Do this:
Quote the whole listing word for word. Do not include the pictures.

>> Begin Given records

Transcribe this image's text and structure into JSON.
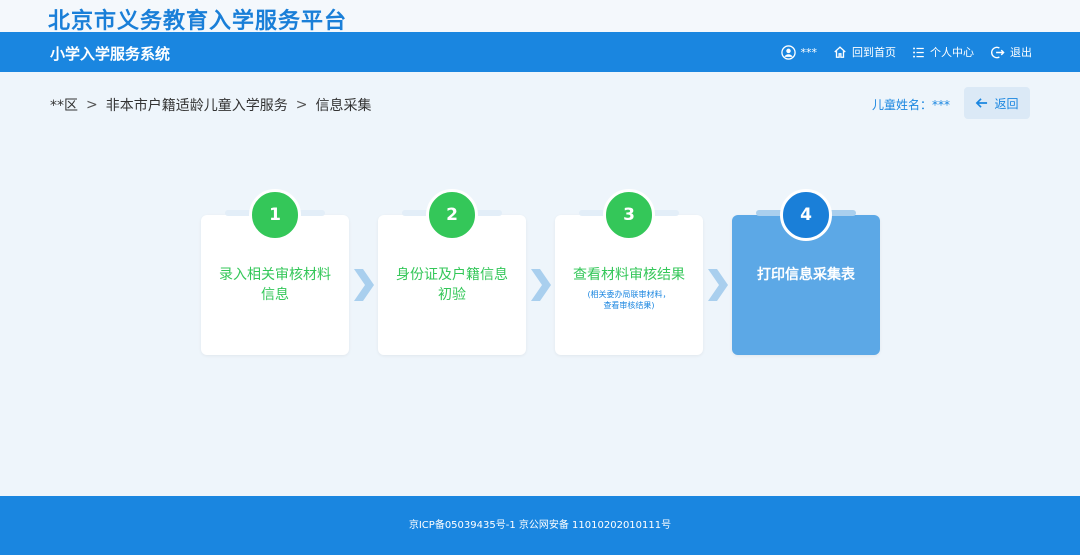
{
  "header": {
    "platform_title": "北京市义务教育入学服务平台",
    "system_name": "小学入学服务系统",
    "user_name": "***",
    "home_label": "回到首页",
    "profile_label": "个人中心",
    "logout_label": "退出"
  },
  "breadcrumb": {
    "items": [
      "**区",
      "非本市户籍适龄儿童入学服务",
      "信息采集"
    ],
    "separator": ">"
  },
  "child": {
    "label": "儿童姓名：***"
  },
  "back_button": {
    "label": "返回"
  },
  "steps": [
    {
      "number": "1",
      "title_line1": "录入相关审核材料",
      "title_line2": "信息",
      "status": "done"
    },
    {
      "number": "2",
      "title_line1": "身份证及户籍信息",
      "title_line2": "初验",
      "status": "done"
    },
    {
      "number": "3",
      "title_line1": "查看材料审核结果",
      "sub_line1": "(相关委办局联审材料，",
      "sub_line2": "查看审核结果)",
      "status": "done"
    },
    {
      "number": "4",
      "title_line1": "打印信息采集表",
      "status": "active"
    }
  ],
  "colors": {
    "brand_blue": "#1a86e0",
    "done_green": "#34c759",
    "active_card": "#5ca8e6"
  },
  "footer": {
    "text": "京ICP备05039435号-1 京公网安备 11010202010111号"
  }
}
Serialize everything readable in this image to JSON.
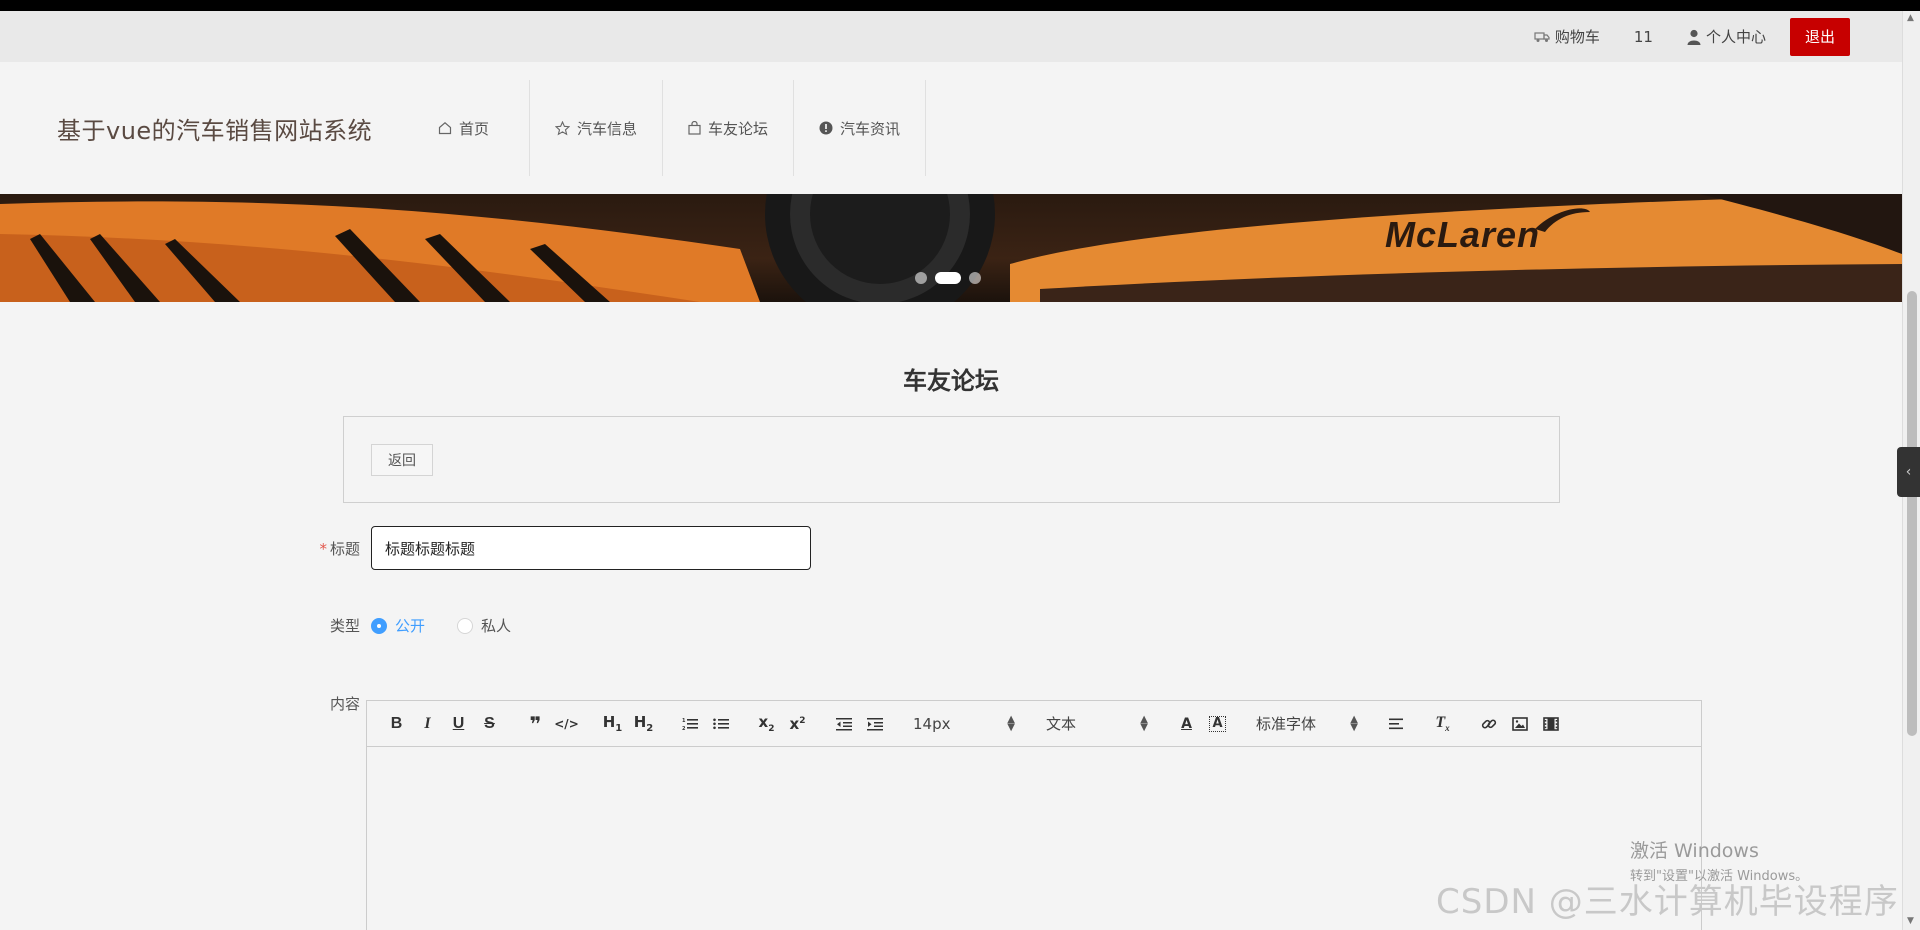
{
  "topbar": {
    "cart_label": "购物车",
    "count": "11",
    "user_center_label": "个人中心",
    "logout_label": "退出"
  },
  "header": {
    "site_title": "基于vue的汽车销售网站系统",
    "nav": [
      {
        "label": "首页",
        "icon": "home-icon"
      },
      {
        "label": "汽车信息",
        "icon": "star-icon"
      },
      {
        "label": "车友论坛",
        "icon": "bag-icon"
      },
      {
        "label": "汽车资讯",
        "icon": "info-icon"
      }
    ]
  },
  "banner": {
    "brand_text": "McLaren",
    "slides": 3,
    "active_slide": 2
  },
  "page": {
    "title": "车友论坛",
    "back_label": "返回"
  },
  "form": {
    "title_label": "标题",
    "title_value": "标题标题标题",
    "type_label": "类型",
    "type_options": [
      "公开",
      "私人"
    ],
    "type_selected": "公开",
    "content_label": "内容"
  },
  "editor": {
    "font_size": "14px",
    "header_format": "文本",
    "font_family": "标准字体"
  },
  "watermarks": {
    "activate_line1": "激活 Windows",
    "activate_line2": "转到\"设置\"以激活 Windows。",
    "csdn": "CSDN @三水计算机毕设程序"
  },
  "colors": {
    "logout_bg": "#c70000",
    "radio_accent": "#409eff",
    "required_star": "#e2574c"
  }
}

>> End Given records

Answer for the task:
Transcribe this image's text and structure into JSON.
{
  "header": {
    "platform_title": "北京市义务教育入学服务平台",
    "system_name": "小学入学服务系统",
    "user_name": "***",
    "home_label": "回到首页",
    "profile_label": "个人中心",
    "logout_label": "退出"
  },
  "breadcrumb": {
    "items": [
      "**区",
      "非本市户籍适龄儿童入学服务",
      "信息采集"
    ],
    "separator": ">"
  },
  "child": {
    "label": "儿童姓名：***"
  },
  "back_button": {
    "label": "返回"
  },
  "steps": [
    {
      "number": "1",
      "title_line1": "录入相关审核材料",
      "title_line2": "信息",
      "status": "done"
    },
    {
      "number": "2",
      "title_line1": "身份证及户籍信息",
      "title_line2": "初验",
      "status": "done"
    },
    {
      "number": "3",
      "title_line1": "查看材料审核结果",
      "sub_line1": "(相关委办局联审材料，",
      "sub_line2": "查看审核结果)",
      "status": "done"
    },
    {
      "number": "4",
      "title_line1": "打印信息采集表",
      "status": "active"
    }
  ],
  "colors": {
    "brand_blue": "#1a86e0",
    "done_green": "#34c759",
    "active_card": "#5ca8e6"
  },
  "footer": {
    "text": "京ICP备05039435号-1 京公网安备 11010202010111号"
  }
}
Serialize everything readable in this image to JSON.
{
  "topbar": {
    "cart_label": "购物车",
    "count": "11",
    "user_center_label": "个人中心",
    "logout_label": "退出"
  },
  "header": {
    "site_title": "基于vue的汽车销售网站系统",
    "nav": [
      {
        "label": "首页",
        "icon": "home-icon"
      },
      {
        "label": "汽车信息",
        "icon": "star-icon"
      },
      {
        "label": "车友论坛",
        "icon": "bag-icon"
      },
      {
        "label": "汽车资讯",
        "icon": "info-icon"
      }
    ]
  },
  "banner": {
    "brand_text": "McLaren",
    "slides": 3,
    "active_slide": 2
  },
  "page": {
    "title": "车友论坛",
    "back_label": "返回"
  },
  "form": {
    "title_label": "标题",
    "title_value": "标题标题标题",
    "type_label": "类型",
    "type_options": [
      "公开",
      "私人"
    ],
    "type_selected": "公开",
    "content_label": "内容"
  },
  "editor": {
    "font_size": "14px",
    "header_format": "文本",
    "font_family": "标准字体"
  },
  "watermarks": {
    "activate_line1": "激活 Windows",
    "activate_line2": "转到\"设置\"以激活 Windows。",
    "csdn": "CSDN @三水计算机毕设程序"
  },
  "colors": {
    "logout_bg": "#c70000",
    "radio_accent": "#409eff",
    "required_star": "#e2574c"
  }
}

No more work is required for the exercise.